_取り組む課題:_
- A) リスケ中の役員報酬に関する本文のうち、「役員である以上、企業の経営に」から始まり「下がるのは間違いありません。」で終わる箇所を、一字一句違えずに書き写してください。
- B) リスケ中の役員報酬について述べた本文を、最後に示された文の次から書き継いでください。

_学習用本文:_
============================================================

銀行から、リスケジュール(以下リスケ)を実施している企業に対して、損益改善のために「役員報酬を下げろ」と言われた経験のある経営者も多いと思います。
リスケという非常事態ではあるものの「給料を下げろ」と言われていい気分な人はいません。
今回は、銀行の決まり文句である「人件費をさげろ」のフレーズに対して、どのように考えたらよいのかについてお話しします。
役員である以上、企業の経営に責任があるのは言うまでもありません。またリスケをお願いせざるを得ない状況にした責任も経営者にあるのも事実です。
しかし、私の考えとしては、役員報酬をはじめ、社員の人件費にメスを入れるのは「最後の砦」と考えています。経営者にも生活がありますし、何より下げることでモチベーションが下がるのは間違いありません。
「役員報酬が高い」といっても、年間20,000千円ももらっていれば、感覚的には「高い」という印象になります。あくまで「高いか低いか」は「感覚的」な話なのです。
ではどのように考えたらよいのか?
営業利益が▲10,000千円の状況で(あくまで役員は社長1人と仮定します)
このようにあくまで「感覚的」な話になってしまうのはしょうがないのです。

============================================================

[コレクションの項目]
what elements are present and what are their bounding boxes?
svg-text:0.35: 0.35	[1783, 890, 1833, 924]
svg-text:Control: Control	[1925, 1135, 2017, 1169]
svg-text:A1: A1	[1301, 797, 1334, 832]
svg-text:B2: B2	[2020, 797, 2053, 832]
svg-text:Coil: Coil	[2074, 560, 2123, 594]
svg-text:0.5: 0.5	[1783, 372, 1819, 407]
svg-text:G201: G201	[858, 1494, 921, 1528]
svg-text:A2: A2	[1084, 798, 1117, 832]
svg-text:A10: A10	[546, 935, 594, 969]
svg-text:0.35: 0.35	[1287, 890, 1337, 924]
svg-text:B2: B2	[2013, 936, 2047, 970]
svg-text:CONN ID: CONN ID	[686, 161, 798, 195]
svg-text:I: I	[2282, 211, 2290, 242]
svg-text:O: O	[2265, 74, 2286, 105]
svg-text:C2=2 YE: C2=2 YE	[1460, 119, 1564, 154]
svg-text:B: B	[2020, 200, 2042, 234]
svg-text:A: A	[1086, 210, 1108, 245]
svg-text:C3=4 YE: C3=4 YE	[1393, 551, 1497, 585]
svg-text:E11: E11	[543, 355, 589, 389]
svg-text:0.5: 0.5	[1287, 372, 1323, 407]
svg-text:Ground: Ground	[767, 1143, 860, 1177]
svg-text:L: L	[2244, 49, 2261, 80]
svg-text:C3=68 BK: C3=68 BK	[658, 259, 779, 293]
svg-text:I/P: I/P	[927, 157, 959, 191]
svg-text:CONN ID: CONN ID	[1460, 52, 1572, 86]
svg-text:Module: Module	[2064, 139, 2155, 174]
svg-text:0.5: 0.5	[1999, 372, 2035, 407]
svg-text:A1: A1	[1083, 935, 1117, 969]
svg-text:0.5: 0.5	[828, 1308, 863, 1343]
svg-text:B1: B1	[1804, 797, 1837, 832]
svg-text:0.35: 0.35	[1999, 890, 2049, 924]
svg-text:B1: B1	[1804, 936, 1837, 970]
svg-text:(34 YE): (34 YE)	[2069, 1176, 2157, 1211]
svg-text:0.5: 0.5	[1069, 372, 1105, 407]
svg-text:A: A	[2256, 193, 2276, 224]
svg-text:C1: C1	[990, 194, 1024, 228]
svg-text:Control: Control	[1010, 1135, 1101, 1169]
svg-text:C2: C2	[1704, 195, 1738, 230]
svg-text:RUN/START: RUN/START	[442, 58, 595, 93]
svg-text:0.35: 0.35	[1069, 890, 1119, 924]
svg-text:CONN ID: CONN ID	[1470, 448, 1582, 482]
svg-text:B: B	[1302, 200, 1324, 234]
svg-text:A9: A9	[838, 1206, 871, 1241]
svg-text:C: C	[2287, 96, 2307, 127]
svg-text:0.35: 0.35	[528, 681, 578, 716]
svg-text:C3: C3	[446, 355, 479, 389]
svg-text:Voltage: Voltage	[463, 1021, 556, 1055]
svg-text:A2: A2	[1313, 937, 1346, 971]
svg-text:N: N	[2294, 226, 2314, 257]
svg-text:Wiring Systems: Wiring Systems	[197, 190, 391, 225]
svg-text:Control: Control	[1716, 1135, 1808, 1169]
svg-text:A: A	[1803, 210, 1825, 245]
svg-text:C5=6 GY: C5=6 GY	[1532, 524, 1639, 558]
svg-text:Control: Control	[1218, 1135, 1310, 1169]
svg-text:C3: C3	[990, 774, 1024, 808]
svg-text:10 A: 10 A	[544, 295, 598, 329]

============================================================

_課題別解答:_
- A)
役員である以上、企業の経営に責任があるのは言うまでもありません。またリスケをお願いせざるを得ない状況にした責任も経営者にあるのも事実です。
しかし、私の考えとしては、役員報酬をはじめ、社員の人件費にメスを入れるのは「最後の砦」と考えています。経営者にも生活がありますし、何より下げることでモチベーションが下がるのは間違いありません。

- B)
役員報酬の金額が高いとは言っても、会社の資金繰りを工面するために社長個人が借り入れをし、会社に資金を投下し、給与で返済しているケースも多々あります。
一見、役員報酬が高くても、そのお財布の中身は、借金の返済に充てていることもあるのです。
また、お子さんの学費や住宅ローンの返済など社長個人のお財布事情もきちんと銀行に伝えれば、むやみに下げないで済むケースもあります。
要するに、役員報酬がなぜその金額が必要なのかを説明できれば、銀行の言いなりになる必要はありません。
もちろん、企業経営として利益を黒字にする努力はフルパワーでやるべきです。しかし、あくまで企業を支えているのは経営者や社員をはじめとした「ヒト」であります。
華美な生活をしてないと自信があるのであれば、銀行の言いなりになる必要は全くありません。